___ THE INPUT ___
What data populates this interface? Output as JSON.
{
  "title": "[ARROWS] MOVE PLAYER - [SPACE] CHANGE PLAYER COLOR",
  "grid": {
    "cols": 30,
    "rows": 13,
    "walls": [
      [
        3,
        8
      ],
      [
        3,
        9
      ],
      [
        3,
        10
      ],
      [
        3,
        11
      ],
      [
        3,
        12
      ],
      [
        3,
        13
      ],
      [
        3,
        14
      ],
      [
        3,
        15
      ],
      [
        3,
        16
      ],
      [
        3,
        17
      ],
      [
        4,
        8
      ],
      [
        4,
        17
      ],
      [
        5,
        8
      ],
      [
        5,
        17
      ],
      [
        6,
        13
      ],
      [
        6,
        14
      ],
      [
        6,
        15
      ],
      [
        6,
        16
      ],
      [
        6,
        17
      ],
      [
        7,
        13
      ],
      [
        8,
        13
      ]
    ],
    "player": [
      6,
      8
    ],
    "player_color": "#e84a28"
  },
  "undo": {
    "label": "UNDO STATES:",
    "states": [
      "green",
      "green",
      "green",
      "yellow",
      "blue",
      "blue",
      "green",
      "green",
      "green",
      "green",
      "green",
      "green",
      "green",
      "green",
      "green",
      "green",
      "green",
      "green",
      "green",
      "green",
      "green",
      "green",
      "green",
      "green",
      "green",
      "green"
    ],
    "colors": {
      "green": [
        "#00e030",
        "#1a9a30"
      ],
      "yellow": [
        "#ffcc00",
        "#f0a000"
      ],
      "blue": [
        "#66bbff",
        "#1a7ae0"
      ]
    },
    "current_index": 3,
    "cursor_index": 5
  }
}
___
Nothing in the listing may be changed; retype it all exactly.

What data populates this interface? Output as JSON.
{
  "title": "[ARROWS] MOVE PLAYER - [SPACE] CHANGE PLAYER COLOR",
  "grid": {
    "cols": 30,
    "rows": 13,
    "walls": [
      [
        3,
        8
      ],
      [
        3,
        9
      ],
      [
        3,
        10
      ],
      [
        3,
        11
      ],
      [
        3,
        12
      ],
      [
        3,
        13
      ],
      [
        3,
        14
      ],
      [
        3,
        15
      ],
      [
        3,
        16
      ],
      [
        3,
        17
      ],
      [
        4,
        8
      ],
      [
        4,
        17
      ],
      [
        5,
        8
      ],
      [
        5,
        17
      ],
      [
        6,
        13
      ],
      [
        6,
        14
      ],
      [
        6,
        15
      ],
      [
        6,
        16
      ],
      [
        6,
        17
      ],
      [
        7,
        13
      ],
      [
        8,
        13
      ]
    ],
    "player": [
      6,
      8
    ],
    "player_color": "#e84a28"
  },
  "undo": {
    "label": "UNDO STATES:",
    "states": [
      "green",
      "green",
      "green",
      "yellow",
      "blue",
      "blue",
      "green",
      "green",
      "green",
      "green",
      "green",
      "green",
      "green",
      "green",
      "green",
      "green",
      "green",
      "green",
      "green",
      "green",
      "green",
      "green",
      "green",
      "green",
      "green",
      "green"
    ],
    "colors": {
      "green": [
        "#00e030",
        "#1a9a30"
      ],
      "yellow": [
        "#ffcc00",
        "#f0a000"
      ],
      "blue": [
        "#66bbff",
        "#1a7ae0"
      ]
    },
    "current_index": 3,
    "cursor_index": 5
  }
}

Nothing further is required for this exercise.